-- START --
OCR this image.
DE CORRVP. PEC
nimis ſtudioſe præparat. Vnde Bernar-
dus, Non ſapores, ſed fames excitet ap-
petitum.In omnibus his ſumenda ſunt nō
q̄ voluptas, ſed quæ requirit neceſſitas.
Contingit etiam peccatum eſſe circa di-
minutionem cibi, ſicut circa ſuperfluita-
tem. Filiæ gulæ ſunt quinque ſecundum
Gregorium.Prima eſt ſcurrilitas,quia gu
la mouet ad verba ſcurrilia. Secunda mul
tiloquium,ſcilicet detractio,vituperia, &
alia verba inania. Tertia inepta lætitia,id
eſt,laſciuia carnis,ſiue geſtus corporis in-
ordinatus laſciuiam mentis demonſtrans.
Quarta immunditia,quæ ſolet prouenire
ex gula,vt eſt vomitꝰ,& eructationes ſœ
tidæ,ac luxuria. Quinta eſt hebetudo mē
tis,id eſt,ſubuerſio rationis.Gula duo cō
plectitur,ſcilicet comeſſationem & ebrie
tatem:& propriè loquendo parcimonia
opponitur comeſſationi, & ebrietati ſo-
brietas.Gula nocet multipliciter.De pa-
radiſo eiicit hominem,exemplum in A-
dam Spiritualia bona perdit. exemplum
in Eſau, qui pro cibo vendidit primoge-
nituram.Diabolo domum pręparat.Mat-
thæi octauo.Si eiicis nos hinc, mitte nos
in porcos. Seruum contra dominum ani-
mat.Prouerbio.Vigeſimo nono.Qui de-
-- END --
- TASK DIRECTIONS: Give all the records again. Match them exactly.

- SOLUTION TO THIS EXERCISE:
OCR this image.
DE CORRVP. PEC
nimis ſtudioſe præparat. Vnde Bernar-
dus, Non ſapores, ſed fames excitet ap-
petitum.In omnibus his ſumenda ſunt nō
q̄ voluptas, ſed quæ requirit neceſſitas.
Contingit etiam peccatum eſſe circa di-
minutionem cibi, ſicut circa ſuperfluita-
tem. Filiæ gulæ ſunt quinque ſecundum
Gregorium.Prima eſt ſcurrilitas,quia gu
la mouet ad verba ſcurrilia. Secunda mul
tiloquium,ſcilicet detractio,vituperia, &
alia verba inania. Tertia inepta lætitia,id
eſt,laſciuia carnis,ſiue geſtus corporis in-
ordinatus laſciuiam mentis demonſtrans.
Quarta immunditia,quæ ſolet prouenire
ex gula,vt eſt vomitꝰ,& eructationes ſœ
tidæ,ac luxuria. Quinta eſt hebetudo mē
tis,id eſt,ſubuerſio rationis.Gula duo cō
plectitur,ſcilicet comeſſationem & ebrie
tatem:& propriè loquendo parcimonia
opponitur comeſſationi, & ebrietati ſo-
brietas.Gula nocet multipliciter.De pa-
radiſo eiicit hominem,exemplum in A-
dam Spiritualia bona perdit. exemplum
in Eſau, qui pro cibo vendidit primoge-
nituram.Diabolo domum pręparat.Mat-
thæi octauo.Si eiicis nos hinc, mitte nos
in porcos. Seruum contra dominum ani-
mat.Prouerbio.Vigeſimo nono.Qui de-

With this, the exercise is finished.